Work to do » The data below should be printed in full, exactly, and without any of its images.

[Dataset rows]
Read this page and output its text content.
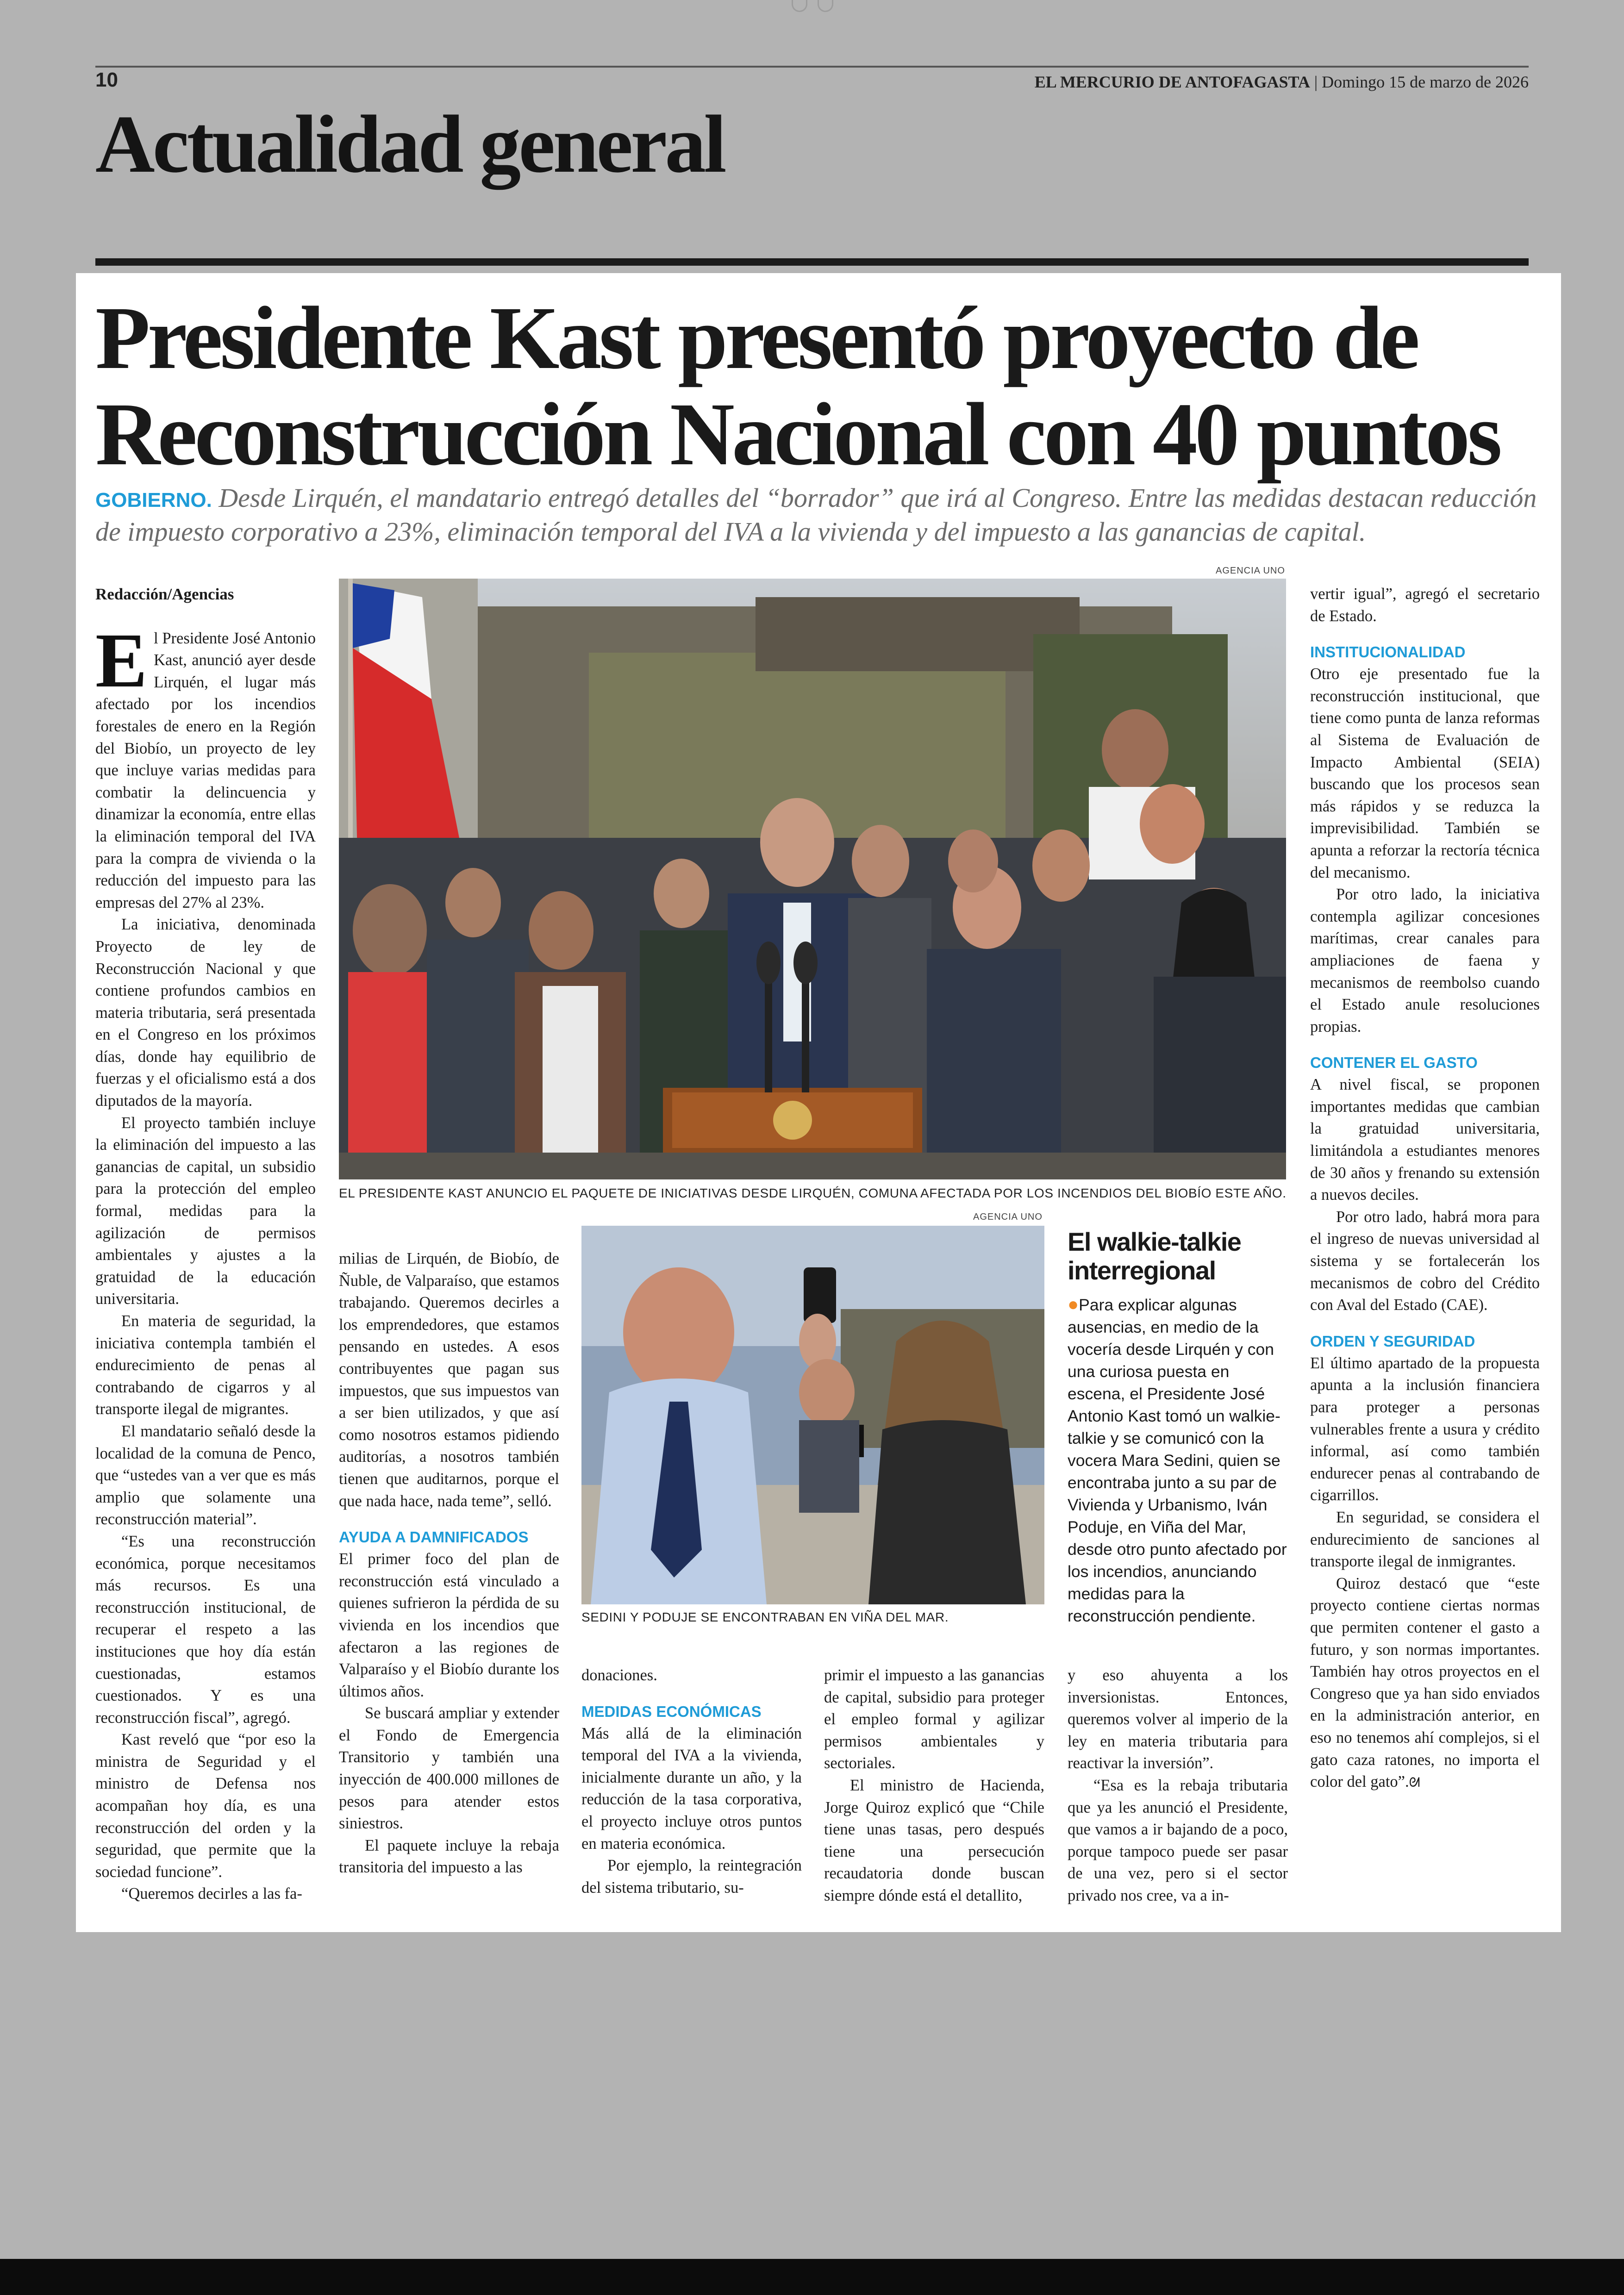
10	EL MERCURIO DE ANTOFAGASTA | Domingo 15 de marzo de 2026
Actualidad general
Presidente Kast presentó proyecto de
Reconstrucción Nacional con 40 puntos
GOBIERNO. Desde Lirquén, el mandatario entregó detalles del “borrador” que irá al Congreso. Entre las medidas destacan reducción de impuesto corporativo a 23%, eliminación temporal del IVA a la vivienda y del impuesto a las ganancias de capital.

Redacción/Agencias

El Presidente José Antonio Kast, anunció ayer desde Lirquén, el lugar más afectado por los incendios forestales de enero en la Región del Biobío, un proyecto de ley que incluye varias medidas para combatir la delincuencia y dinamizar la economía, entre ellas la eliminación temporal del IVA para la compra de vivienda o la reducción del impuesto para las empresas del 27% al 23%.

La iniciativa, denominada Proyecto de ley de Reconstrucción Nacional y que contiene profundos cambios en materia tributaria, será presentada en el Congreso en los próximos días, donde hay equilibrio de fuerzas y el oficialismo está a dos diputados de la mayoría.

El proyecto también incluye la eliminación del impuesto a las ganancias de capital, un subsidio para la protección del empleo formal, medidas para la agilización de permisos ambientales y ajustes a la gratuidad de la educación universitaria.

En materia de seguridad, la iniciativa contempla también el endurecimiento de penas al contrabando de cigarros y al transporte ilegal de migrantes.

El mandatario señaló desde la localidad de la comuna de Penco, que “ustedes van a ver que es más amplio que solamente una reconstrucción material”.

“Es una reconstrucción económica, porque necesitamos más recursos. Es una reconstrucción institucional, de recuperar el respeto a las instituciones que hoy día están cuestionadas, estamos cuestionados. Y es una reconstrucción fiscal”, agregó.

Kast reveló que “por eso la ministra de Seguridad y el ministro de Defensa nos acompañan hoy día, es una reconstrucción del orden y la seguridad, que permite que la sociedad funcione”.

“Queremos decirles a las fa-

AGENCIA UNO
EL PRESIDENTE KAST ANUNCIO EL PAQUETE DE INICIATIVAS DESDE LIRQUÉN, COMUNA AFECTADA POR LOS INCENDIOS DEL BIOBÍO ESTE AÑO.

milias de Lirquén, de Biobío, de Ñuble, de Valparaíso, que estamos trabajando. Queremos decirles a los emprendedores, que estamos pensando en ustedes. A esos contribuyentes que pagan sus impuestos, que sus impuestos van a ser bien utilizados, y que así como nosotros estamos pidiendo auditorías, a nosotros también tienen que auditarnos, porque el que nada hace, nada teme”, selló.

AYUDA A DAMNIFICADOS

El primer foco del plan de reconstrucción está vinculado a quienes sufrieron la pérdida de su vivienda en los incendios que afectaron a las regiones de Valparaíso y el Biobío durante los últimos años.

Se buscará ampliar y extender el Fondo de Emergencia Transitorio y también una inyección de 400.000 millones de pesos para atender estos siniestros.

El paquete incluye la rebaja transitoria del impuesto a las

AGENCIA UNO
SEDINI Y PODUJE SE ENCONTRABAN EN VIÑA DEL MAR.

donaciones.

MEDIDAS ECONÓMICAS

Más allá de la eliminación temporal del IVA a la vivienda, inicialmente durante un año, y la reducción de la tasa corporativa, el proyecto incluye otros puntos en materia económica.

Por ejemplo, la reintegración del sistema tributario, su-

primir el impuesto a las ganancias de capital, subsidio para proteger el empleo formal y agilizar permisos ambientales y sectoriales.

El ministro de Hacienda, Jorge Quiroz explicó que “Chile tiene unas tasas, pero después tiene una persecución recaudatoria donde buscan siempre dónde está el detallito,

El walkie-talkie interregional
●Para explicar algunas ausencias, en medio de la vocería desde Lirquén y con una curiosa puesta en escena, el Presidente José Antonio Kast tomó un walkie-talkie y se comunicó con la vocera Mara Sedini, quien se encontraba junto a su par de Vivienda y Urbanismo, Iván Poduje, en Viña del Mar, desde otro punto afectado por los incendios, anunciando medidas para la reconstrucción pendiente.

y eso ahuyenta a los inversionistas. Entonces, queremos volver al imperio de la ley en materia tributaria para reactivar la inversión”.

“Esa es la rebaja tributaria que ya les anunció el Presidente, que vamos a ir bajando de a poco, porque tampoco puede ser pasar de una vez, pero si el sector privado nos cree, va a in-

vertir igual”, agregó el secretario de Estado.

INSTITUCIONALIDAD

Otro eje presentado fue la reconstrucción institucional, que tiene como punta de lanza reformas al Sistema de Evaluación de Impacto Ambiental (SEIA) buscando que los procesos sean más rápidos y se reduzca la imprevisibilidad. También se apunta a reforzar la rectoría técnica del mecanismo.

Por otro lado, la iniciativa contempla agilizar concesiones marítimas, crear canales para ampliaciones de faena y mecanismos de reembolso cuando el Estado anule resoluciones propias.

CONTENER EL GASTO

A nivel fiscal, se proponen importantes medidas que cambian la gratuidad universitaria, limitándola a estudiantes menores de 30 años y frenando su extensión a nuevos deciles.

Por otro lado, habrá mora para el ingreso de nuevas universidad al sistema y se fortalecerán los mecanismos de cobro del Crédito con Aval del Estado (CAE).

ORDEN Y SEGURIDAD

El último apartado de la propuesta apunta a la inclusión financiera para proteger a personas vulnerables frente a usura y crédito informal, así como también endurecer penas al contrabando de cigarrillos.

En seguridad, se considera el endurecimiento de sanciones al transporte ilegal de inmigrantes.

Quiroz destacó que “este proyecto contiene ciertas normas que permiten contener el gasto a futuro, y son normas importantes. También hay otros proyectos en el Congreso que ya han sido enviados en la administración anterior, en eso no tenemos ahí complejos, si el gato caza ratones, no importa el color del gato”.ᘛ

Output for this exercise »
Read this page and output its text content.
10	EL MERCURIO DE ANTOFAGASTA | Domingo 15 de marzo de 2026
Actualidad general
Presidente Kast presentó proyecto de
Reconstrucción Nacional con 40 puntos
GOBIERNO. Desde Lirquén, el mandatario entregó detalles del “borrador” que irá al Congreso. Entre las medidas destacan reducción de impuesto corporativo a 23%, eliminación temporal del IVA a la vivienda y del impuesto a las ganancias de capital.

Redacción/Agencias

El Presidente José Antonio Kast, anunció ayer desde Lirquén, el lugar más afectado por los incendios forestales de enero en la Región del Biobío, un proyecto de ley que incluye varias medidas para combatir la delincuencia y dinamizar la economía, entre ellas la eliminación temporal del IVA para la compra de vivienda o la reducción del impuesto para las empresas del 27% al 23%.

La iniciativa, denominada Proyecto de ley de Reconstrucción Nacional y que contiene profundos cambios en materia tributaria, será presentada en el Congreso en los próximos días, donde hay equilibrio de fuerzas y el oficialismo está a dos diputados de la mayoría.

El proyecto también incluye la eliminación del impuesto a las ganancias de capital, un subsidio para la protección del empleo formal, medidas para la agilización de permisos ambientales y ajustes a la gratuidad de la educación universitaria.

En materia de seguridad, la iniciativa contempla también el endurecimiento de penas al contrabando de cigarros y al transporte ilegal de migrantes.

El mandatario señaló desde la localidad de la comuna de Penco, que “ustedes van a ver que es más amplio que solamente una reconstrucción material”.

“Es una reconstrucción económica, porque necesitamos más recursos. Es una reconstrucción institucional, de recuperar el respeto a las instituciones que hoy día están cuestionadas, estamos cuestionados. Y es una reconstrucción fiscal”, agregó.

Kast reveló que “por eso la ministra de Seguridad y el ministro de Defensa nos acompañan hoy día, es una reconstrucción del orden y la seguridad, que permite que la sociedad funcione”.

“Queremos decirles a las fa-

AGENCIA UNO
EL PRESIDENTE KAST ANUNCIO EL PAQUETE DE INICIATIVAS DESDE LIRQUÉN, COMUNA AFECTADA POR LOS INCENDIOS DEL BIOBÍO ESTE AÑO.

milias de Lirquén, de Biobío, de Ñuble, de Valparaíso, que estamos trabajando. Queremos decirles a los emprendedores, que estamos pensando en ustedes. A esos contribuyentes que pagan sus impuestos, que sus impuestos van a ser bien utilizados, y que así como nosotros estamos pidiendo auditorías, a nosotros también tienen que auditarnos, porque el que nada hace, nada teme”, selló.

AYUDA A DAMNIFICADOS

El primer foco del plan de reconstrucción está vinculado a quienes sufrieron la pérdida de su vivienda en los incendios que afectaron a las regiones de Valparaíso y el Biobío durante los últimos años.

Se buscará ampliar y extender el Fondo de Emergencia Transitorio y también una inyección de 400.000 millones de pesos para atender estos siniestros.

El paquete incluye la rebaja transitoria del impuesto a las

AGENCIA UNO
SEDINI Y PODUJE SE ENCONTRABAN EN VIÑA DEL MAR.

donaciones.

MEDIDAS ECONÓMICAS

Más allá de la eliminación temporal del IVA a la vivienda, inicialmente durante un año, y la reducción de la tasa corporativa, el proyecto incluye otros puntos en materia económica.

Por ejemplo, la reintegración del sistema tributario, su-

primir el impuesto a las ganancias de capital, subsidio para proteger el empleo formal y agilizar permisos ambientales y sectoriales.

El ministro de Hacienda, Jorge Quiroz explicó que “Chile tiene unas tasas, pero después tiene una persecución recaudatoria donde buscan siempre dónde está el detallito,

El walkie-talkie interregional
●Para explicar algunas ausencias, en medio de la vocería desde Lirquén y con una curiosa puesta en escena, el Presidente José Antonio Kast tomó un walkie-talkie y se comunicó con la vocera Mara Sedini, quien se encontraba junto a su par de Vivienda y Urbanismo, Iván Poduje, en Viña del Mar, desde otro punto afectado por los incendios, anunciando medidas para la reconstrucción pendiente.

y eso ahuyenta a los inversionistas. Entonces, queremos volver al imperio de la ley en materia tributaria para reactivar la inversión”.

“Esa es la rebaja tributaria que ya les anunció el Presidente, que vamos a ir bajando de a poco, porque tampoco puede ser pasar de una vez, pero si el sector privado nos cree, va a in-

vertir igual”, agregó el secretario de Estado.

INSTITUCIONALIDAD

Otro eje presentado fue la reconstrucción institucional, que tiene como punta de lanza reformas al Sistema de Evaluación de Impacto Ambiental (SEIA) buscando que los procesos sean más rápidos y se reduzca la imprevisibilidad. También se apunta a reforzar la rectoría técnica del mecanismo.

Por otro lado, la iniciativa contempla agilizar concesiones marítimas, crear canales para ampliaciones de faena y mecanismos de reembolso cuando el Estado anule resoluciones propias.

CONTENER EL GASTO

A nivel fiscal, se proponen importantes medidas que cambian la gratuidad universitaria, limitándola a estudiantes menores de 30 años y frenando su extensión a nuevos deciles.

Por otro lado, habrá mora para el ingreso de nuevas universidad al sistema y se fortalecerán los mecanismos de cobro del Crédito con Aval del Estado (CAE).

ORDEN Y SEGURIDAD

El último apartado de la propuesta apunta a la inclusión financiera para proteger a personas vulnerables frente a usura y crédito informal, así como también endurecer penas al contrabando de cigarrillos.

En seguridad, se considera el endurecimiento de sanciones al transporte ilegal de inmigrantes.

Quiroz destacó que “este proyecto contiene ciertas normas que permiten contener el gasto a futuro, y son normas importantes. También hay otros proyectos en el Congreso que ya han sido enviados en la administración anterior, en eso no tenemos ahí complejos, si el gato caza ratones, no importa el color del gato”.ᘛ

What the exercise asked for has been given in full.